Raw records
## BEGIN

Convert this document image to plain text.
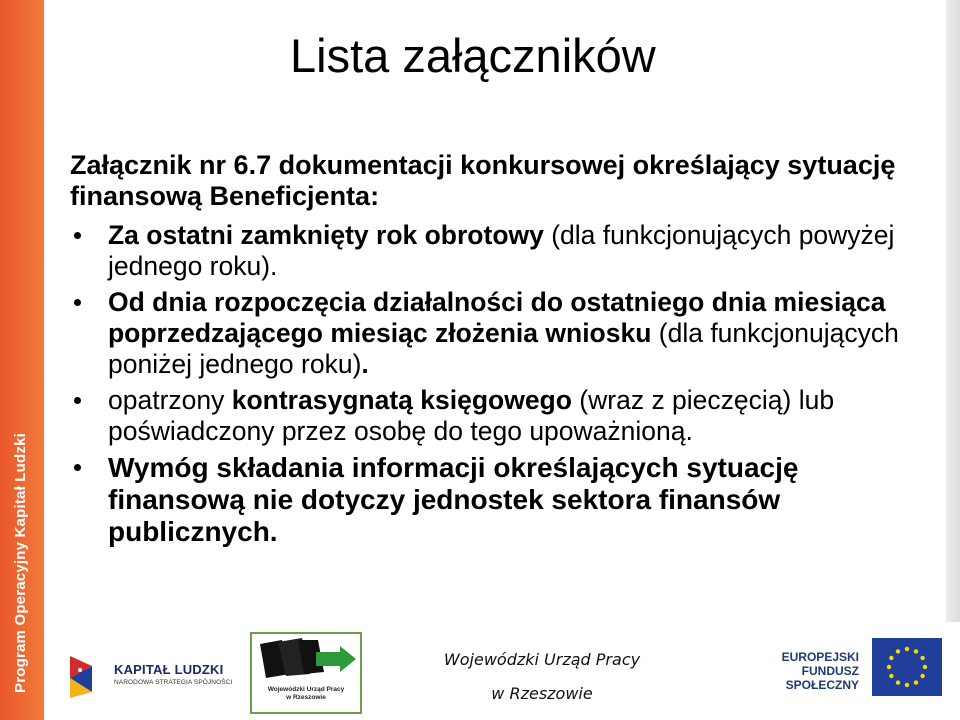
Program Operacyjny Kapitał Ludzki
Lista załączników

Załącznik nr 6.7 dokumentacji konkursowej określający sytuację finansową Beneficjenta:

Za ostatni zamknięty rok obrotowy (dla funkcjonujących powyżej jednego roku).
Od dnia rozpoczęcia działalności do ostatniego dnia miesiąca poprzedzającego miesiąc złożenia wniosku (dla funkcjonujących poniżej jednego roku).
opatrzony kontrasygnatą księgowego (wraz z pieczęcią) lub poświadczony przez osobę do tego upoważnioną.
Wymóg składania informacji określających sytuację finansową nie dotyczy jednostek sektora finansów publicznych.
KAPITAŁ LUDZKI
NARODOWA STRATEGIA SPÓJNOŚCI
Wojewódzki Urząd Pracy
w Rzeszowie
Wojewódzki Urząd Pracy
w Rzeszowie
EUROPEJSKI
FUNDUSZ SPOŁECZNY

## END

**TASK BRIEF:** Generate a word-for-word copy of the preceding records, excluding all pictures.

**FULL OUTPUT:**
Convert this document image to plain text.
Program Operacyjny Kapitał Ludzki
Lista załączników

Załącznik nr 6.7 dokumentacji konkursowej określający sytuację finansową Beneficjenta:

Za ostatni zamknięty rok obrotowy (dla funkcjonujących powyżej jednego roku).
Od dnia rozpoczęcia działalności do ostatniego dnia miesiąca poprzedzającego miesiąc złożenia wniosku (dla funkcjonujących poniżej jednego roku).
opatrzony kontrasygnatą księgowego (wraz z pieczęcią) lub poświadczony przez osobę do tego upoważnioną.
Wymóg składania informacji określających sytuację finansową nie dotyczy jednostek sektora finansów publicznych.
KAPITAŁ LUDZKI
NARODOWA STRATEGIA SPÓJNOŚCI
Wojewódzki Urząd Pracy
w Rzeszowie
Wojewódzki Urząd Pracy
w Rzeszowie
EUROPEJSKI
FUNDUSZ SPOŁECZNY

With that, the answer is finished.